* _What is being asked_
Copy the records exactly, leaving out every picture.

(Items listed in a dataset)
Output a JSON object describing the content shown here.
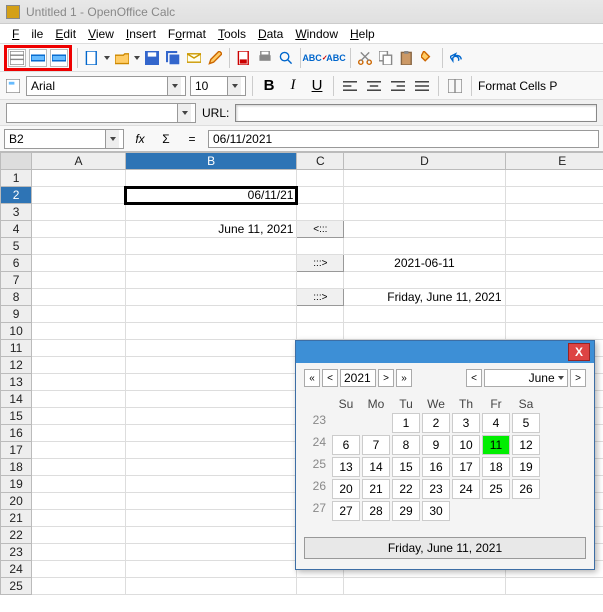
{
  "title": "Untitled 1 - OpenOffice Calc",
  "menu": {
    "file": "File",
    "edit": "Edit",
    "view": "View",
    "insert": "Insert",
    "format": "Format",
    "tools": "Tools",
    "data": "Data",
    "window": "Window",
    "help": "Help"
  },
  "format": {
    "font": "Arial",
    "size": "10",
    "cells": "Format Cells  P"
  },
  "url_label": "URL:",
  "cellref": "B2",
  "formula": "06/11/2021",
  "cols": [
    "A",
    "B",
    "C",
    "D",
    "E"
  ],
  "rows": [
    "1",
    "2",
    "3",
    "4",
    "5",
    "6",
    "7",
    "8",
    "9",
    "10",
    "11",
    "12",
    "13",
    "14",
    "15",
    "16",
    "17",
    "18",
    "19",
    "20",
    "21",
    "22",
    "23",
    "24",
    "25"
  ],
  "cells": {
    "B2": "06/11/21",
    "B4": "June 11, 2021",
    "D6": "2021-06-11",
    "D8": "Friday, June 11, 2021",
    "C4": "<:::",
    "C6": ":::>",
    "C8": ":::>"
  },
  "calendar": {
    "year": "2021",
    "month": "June",
    "nav": {
      "prevfar": "«",
      "prev": "<",
      "next": ">",
      "nextfar": "»"
    },
    "heads": [
      "Su",
      "Mo",
      "Tu",
      "We",
      "Th",
      "Fr",
      "Sa"
    ],
    "weeks": [
      {
        "wk": "23",
        "days": [
          "",
          "",
          "1",
          "2",
          "3",
          "4",
          "5"
        ]
      },
      {
        "wk": "24",
        "days": [
          "6",
          "7",
          "8",
          "9",
          "10",
          "11",
          "12"
        ]
      },
      {
        "wk": "25",
        "days": [
          "13",
          "14",
          "15",
          "16",
          "17",
          "18",
          "19"
        ]
      },
      {
        "wk": "26",
        "days": [
          "20",
          "21",
          "22",
          "23",
          "24",
          "25",
          "26"
        ]
      },
      {
        "wk": "27",
        "days": [
          "27",
          "28",
          "29",
          "30",
          "",
          "",
          ""
        ]
      }
    ],
    "today": "11",
    "status": "Friday, June 11, 2021",
    "close": "X"
  },
  "fmtbtns": {
    "B": "B",
    "I": "I",
    "U": "U"
  },
  "fx": {
    "sigma": "Σ",
    "eq": "=",
    "fx": "f"
  }
}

* _Response for this exercise_
Output a JSON object describing the content shown here.
{
  "title": "Untitled 1 - OpenOffice Calc",
  "menu": {
    "file": "File",
    "edit": "Edit",
    "view": "View",
    "insert": "Insert",
    "format": "Format",
    "tools": "Tools",
    "data": "Data",
    "window": "Window",
    "help": "Help"
  },
  "format": {
    "font": "Arial",
    "size": "10",
    "cells": "Format Cells  P"
  },
  "url_label": "URL:",
  "cellref": "B2",
  "formula": "06/11/2021",
  "cols": [
    "A",
    "B",
    "C",
    "D",
    "E"
  ],
  "rows": [
    "1",
    "2",
    "3",
    "4",
    "5",
    "6",
    "7",
    "8",
    "9",
    "10",
    "11",
    "12",
    "13",
    "14",
    "15",
    "16",
    "17",
    "18",
    "19",
    "20",
    "21",
    "22",
    "23",
    "24",
    "25"
  ],
  "cells": {
    "B2": "06/11/21",
    "B4": "June 11, 2021",
    "D6": "2021-06-11",
    "D8": "Friday, June 11, 2021",
    "C4": "<:::",
    "C6": ":::>",
    "C8": ":::>"
  },
  "calendar": {
    "year": "2021",
    "month": "June",
    "nav": {
      "prevfar": "«",
      "prev": "<",
      "next": ">",
      "nextfar": "»"
    },
    "heads": [
      "Su",
      "Mo",
      "Tu",
      "We",
      "Th",
      "Fr",
      "Sa"
    ],
    "weeks": [
      {
        "wk": "23",
        "days": [
          "",
          "",
          "1",
          "2",
          "3",
          "4",
          "5"
        ]
      },
      {
        "wk": "24",
        "days": [
          "6",
          "7",
          "8",
          "9",
          "10",
          "11",
          "12"
        ]
      },
      {
        "wk": "25",
        "days": [
          "13",
          "14",
          "15",
          "16",
          "17",
          "18",
          "19"
        ]
      },
      {
        "wk": "26",
        "days": [
          "20",
          "21",
          "22",
          "23",
          "24",
          "25",
          "26"
        ]
      },
      {
        "wk": "27",
        "days": [
          "27",
          "28",
          "29",
          "30",
          "",
          "",
          ""
        ]
      }
    ],
    "today": "11",
    "status": "Friday, June 11, 2021",
    "close": "X"
  },
  "fmtbtns": {
    "B": "B",
    "I": "I",
    "U": "U"
  },
  "fx": {
    "sigma": "Σ",
    "eq": "=",
    "fx": "f"
  }
}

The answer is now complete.